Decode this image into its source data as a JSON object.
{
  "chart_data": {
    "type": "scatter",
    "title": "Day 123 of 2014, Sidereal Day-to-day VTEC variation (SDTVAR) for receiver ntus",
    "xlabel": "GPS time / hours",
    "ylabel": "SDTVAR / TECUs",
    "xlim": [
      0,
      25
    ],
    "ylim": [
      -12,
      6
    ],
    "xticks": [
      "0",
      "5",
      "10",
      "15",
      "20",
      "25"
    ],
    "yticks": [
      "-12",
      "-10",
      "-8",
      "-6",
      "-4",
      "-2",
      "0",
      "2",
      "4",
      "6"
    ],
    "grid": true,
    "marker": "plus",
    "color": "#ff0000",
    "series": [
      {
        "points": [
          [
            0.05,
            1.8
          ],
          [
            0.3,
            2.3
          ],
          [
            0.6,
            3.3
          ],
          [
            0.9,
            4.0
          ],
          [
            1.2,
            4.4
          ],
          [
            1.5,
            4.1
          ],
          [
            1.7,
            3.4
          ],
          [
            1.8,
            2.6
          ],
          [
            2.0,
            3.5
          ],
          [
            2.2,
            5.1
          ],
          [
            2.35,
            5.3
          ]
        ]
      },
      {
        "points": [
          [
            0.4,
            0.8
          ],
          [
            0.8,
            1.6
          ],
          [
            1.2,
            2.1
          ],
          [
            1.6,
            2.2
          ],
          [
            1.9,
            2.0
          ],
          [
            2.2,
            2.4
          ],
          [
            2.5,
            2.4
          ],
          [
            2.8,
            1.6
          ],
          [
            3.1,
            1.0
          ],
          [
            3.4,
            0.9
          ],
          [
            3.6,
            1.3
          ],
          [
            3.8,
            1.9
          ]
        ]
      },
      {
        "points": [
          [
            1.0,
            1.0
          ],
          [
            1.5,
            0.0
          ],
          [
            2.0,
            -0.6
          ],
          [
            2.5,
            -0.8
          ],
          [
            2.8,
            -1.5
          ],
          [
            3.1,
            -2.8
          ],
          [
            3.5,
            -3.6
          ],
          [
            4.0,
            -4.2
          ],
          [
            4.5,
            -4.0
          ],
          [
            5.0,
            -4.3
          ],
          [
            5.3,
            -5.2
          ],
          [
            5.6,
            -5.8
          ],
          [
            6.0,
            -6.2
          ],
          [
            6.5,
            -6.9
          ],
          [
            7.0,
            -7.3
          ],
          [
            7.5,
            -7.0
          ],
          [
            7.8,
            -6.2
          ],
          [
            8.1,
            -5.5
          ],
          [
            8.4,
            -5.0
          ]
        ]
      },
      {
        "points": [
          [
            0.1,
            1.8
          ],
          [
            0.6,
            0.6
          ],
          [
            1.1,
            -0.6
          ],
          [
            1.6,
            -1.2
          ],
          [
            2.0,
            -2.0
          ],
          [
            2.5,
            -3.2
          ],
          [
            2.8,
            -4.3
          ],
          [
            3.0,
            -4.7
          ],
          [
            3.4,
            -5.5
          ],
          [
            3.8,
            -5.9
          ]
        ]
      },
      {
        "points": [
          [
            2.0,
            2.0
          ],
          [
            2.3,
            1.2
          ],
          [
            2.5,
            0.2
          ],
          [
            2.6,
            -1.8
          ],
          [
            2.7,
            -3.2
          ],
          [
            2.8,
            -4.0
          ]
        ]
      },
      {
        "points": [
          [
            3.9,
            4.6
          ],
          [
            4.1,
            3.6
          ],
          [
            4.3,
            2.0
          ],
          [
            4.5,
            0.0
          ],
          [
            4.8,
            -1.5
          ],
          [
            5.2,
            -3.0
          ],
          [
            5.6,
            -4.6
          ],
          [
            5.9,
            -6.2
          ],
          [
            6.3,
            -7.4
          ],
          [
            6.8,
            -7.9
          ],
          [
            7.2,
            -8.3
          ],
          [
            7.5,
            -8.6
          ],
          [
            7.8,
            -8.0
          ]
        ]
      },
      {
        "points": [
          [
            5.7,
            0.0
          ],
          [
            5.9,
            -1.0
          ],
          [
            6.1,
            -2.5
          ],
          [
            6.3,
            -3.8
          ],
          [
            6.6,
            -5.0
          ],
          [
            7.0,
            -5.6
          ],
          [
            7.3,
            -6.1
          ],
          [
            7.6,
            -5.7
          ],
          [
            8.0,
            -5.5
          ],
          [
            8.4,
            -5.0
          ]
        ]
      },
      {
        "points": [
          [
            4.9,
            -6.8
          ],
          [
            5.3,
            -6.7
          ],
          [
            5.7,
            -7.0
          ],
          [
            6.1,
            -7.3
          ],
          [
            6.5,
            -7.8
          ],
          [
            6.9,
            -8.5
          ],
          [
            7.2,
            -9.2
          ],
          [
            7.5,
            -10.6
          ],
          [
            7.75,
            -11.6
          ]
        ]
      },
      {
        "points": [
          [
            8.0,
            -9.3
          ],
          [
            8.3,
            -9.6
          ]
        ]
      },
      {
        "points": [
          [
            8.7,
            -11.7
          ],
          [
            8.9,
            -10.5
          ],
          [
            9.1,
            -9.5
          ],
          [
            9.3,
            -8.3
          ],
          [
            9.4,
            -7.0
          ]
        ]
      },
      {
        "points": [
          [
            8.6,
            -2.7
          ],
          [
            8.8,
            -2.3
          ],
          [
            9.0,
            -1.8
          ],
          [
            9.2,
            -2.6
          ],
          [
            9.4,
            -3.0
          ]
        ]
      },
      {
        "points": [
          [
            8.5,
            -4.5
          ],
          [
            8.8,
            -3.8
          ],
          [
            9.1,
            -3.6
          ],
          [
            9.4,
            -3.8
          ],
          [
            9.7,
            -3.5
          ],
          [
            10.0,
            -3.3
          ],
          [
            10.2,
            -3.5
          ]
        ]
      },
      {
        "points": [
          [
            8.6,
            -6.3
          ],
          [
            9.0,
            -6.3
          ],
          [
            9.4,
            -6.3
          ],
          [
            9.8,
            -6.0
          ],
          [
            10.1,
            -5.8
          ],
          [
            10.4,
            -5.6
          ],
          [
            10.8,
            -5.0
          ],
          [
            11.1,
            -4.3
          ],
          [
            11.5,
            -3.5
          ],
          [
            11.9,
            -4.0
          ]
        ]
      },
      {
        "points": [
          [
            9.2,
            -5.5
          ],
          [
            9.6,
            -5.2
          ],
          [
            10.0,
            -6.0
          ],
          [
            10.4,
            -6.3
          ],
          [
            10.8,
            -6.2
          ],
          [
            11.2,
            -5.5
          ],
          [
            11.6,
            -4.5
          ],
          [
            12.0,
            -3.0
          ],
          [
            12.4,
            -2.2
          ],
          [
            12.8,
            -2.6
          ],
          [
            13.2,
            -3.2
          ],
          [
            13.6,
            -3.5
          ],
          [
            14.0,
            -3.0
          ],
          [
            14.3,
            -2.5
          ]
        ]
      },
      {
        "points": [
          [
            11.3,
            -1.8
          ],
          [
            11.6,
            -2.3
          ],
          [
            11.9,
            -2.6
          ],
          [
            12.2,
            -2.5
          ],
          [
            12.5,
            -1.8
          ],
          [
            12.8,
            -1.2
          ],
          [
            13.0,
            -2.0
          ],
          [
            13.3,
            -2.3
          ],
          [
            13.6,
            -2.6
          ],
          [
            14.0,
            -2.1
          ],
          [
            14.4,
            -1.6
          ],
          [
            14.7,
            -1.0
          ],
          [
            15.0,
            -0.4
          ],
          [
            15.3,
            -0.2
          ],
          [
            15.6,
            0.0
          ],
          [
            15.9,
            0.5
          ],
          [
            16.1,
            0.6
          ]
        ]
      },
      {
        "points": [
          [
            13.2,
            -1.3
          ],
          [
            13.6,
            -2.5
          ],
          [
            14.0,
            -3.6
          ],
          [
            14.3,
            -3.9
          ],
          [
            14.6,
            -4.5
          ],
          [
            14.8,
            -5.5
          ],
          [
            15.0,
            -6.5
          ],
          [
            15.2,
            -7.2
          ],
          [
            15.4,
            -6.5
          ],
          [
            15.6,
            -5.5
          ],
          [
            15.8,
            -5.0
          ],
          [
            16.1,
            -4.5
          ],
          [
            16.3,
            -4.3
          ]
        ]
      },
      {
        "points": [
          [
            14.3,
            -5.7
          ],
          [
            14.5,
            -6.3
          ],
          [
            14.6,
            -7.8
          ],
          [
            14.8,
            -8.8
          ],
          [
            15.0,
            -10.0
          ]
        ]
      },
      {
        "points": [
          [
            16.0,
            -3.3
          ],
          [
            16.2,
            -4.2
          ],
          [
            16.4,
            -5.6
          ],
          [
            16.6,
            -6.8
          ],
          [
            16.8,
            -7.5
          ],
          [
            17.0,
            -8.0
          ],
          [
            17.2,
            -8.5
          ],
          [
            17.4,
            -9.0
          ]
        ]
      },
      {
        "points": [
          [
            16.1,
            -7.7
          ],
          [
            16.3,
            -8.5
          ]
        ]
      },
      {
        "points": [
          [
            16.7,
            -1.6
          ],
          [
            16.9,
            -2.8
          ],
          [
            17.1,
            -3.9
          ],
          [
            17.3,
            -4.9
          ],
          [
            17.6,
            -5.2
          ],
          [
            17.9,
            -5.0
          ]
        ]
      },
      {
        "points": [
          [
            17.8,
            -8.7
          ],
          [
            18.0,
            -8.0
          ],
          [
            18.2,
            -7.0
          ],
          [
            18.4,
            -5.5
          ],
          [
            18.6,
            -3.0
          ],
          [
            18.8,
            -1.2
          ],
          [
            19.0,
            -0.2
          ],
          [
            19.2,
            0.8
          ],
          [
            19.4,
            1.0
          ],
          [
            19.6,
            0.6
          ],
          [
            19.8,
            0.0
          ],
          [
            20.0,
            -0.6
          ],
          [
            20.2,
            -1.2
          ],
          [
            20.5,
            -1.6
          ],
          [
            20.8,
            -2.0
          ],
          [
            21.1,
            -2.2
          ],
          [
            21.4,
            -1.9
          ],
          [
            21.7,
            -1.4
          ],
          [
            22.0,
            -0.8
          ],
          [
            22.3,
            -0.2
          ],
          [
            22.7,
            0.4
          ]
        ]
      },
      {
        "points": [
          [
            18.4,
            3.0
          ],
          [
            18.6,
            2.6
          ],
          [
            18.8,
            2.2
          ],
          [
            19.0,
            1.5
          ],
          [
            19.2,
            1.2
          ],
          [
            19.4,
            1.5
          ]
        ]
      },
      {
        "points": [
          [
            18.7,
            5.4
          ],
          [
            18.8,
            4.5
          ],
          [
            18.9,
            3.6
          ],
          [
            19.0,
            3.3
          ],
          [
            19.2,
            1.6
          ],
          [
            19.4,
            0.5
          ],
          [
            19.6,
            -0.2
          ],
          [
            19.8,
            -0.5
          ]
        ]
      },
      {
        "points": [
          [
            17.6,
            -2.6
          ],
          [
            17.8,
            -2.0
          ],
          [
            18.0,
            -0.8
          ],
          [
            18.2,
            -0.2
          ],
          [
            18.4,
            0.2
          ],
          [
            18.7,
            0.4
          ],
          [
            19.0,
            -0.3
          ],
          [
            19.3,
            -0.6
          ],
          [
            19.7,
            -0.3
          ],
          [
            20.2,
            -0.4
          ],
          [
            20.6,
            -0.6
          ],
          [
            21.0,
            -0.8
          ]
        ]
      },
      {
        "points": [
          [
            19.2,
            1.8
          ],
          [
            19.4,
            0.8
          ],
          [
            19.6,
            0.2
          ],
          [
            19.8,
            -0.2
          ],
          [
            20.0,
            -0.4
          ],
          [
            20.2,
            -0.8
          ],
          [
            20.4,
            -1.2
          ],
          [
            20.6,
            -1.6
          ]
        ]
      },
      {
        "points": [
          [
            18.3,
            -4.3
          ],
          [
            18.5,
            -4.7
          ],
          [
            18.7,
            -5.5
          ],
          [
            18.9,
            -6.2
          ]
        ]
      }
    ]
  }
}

WHAT THIS TASK INVOLVES: Filter the entries down to the lines containing "SDTVAR". Copy each of those lines.

SOLUTION TO THIS PROBLEM:
    "title": "Day 123 of 2014, Sidereal Day-to-day VTEC variation (SDTVAR) for receiver ntus",
    "ylabel": "SDTVAR / TECUs",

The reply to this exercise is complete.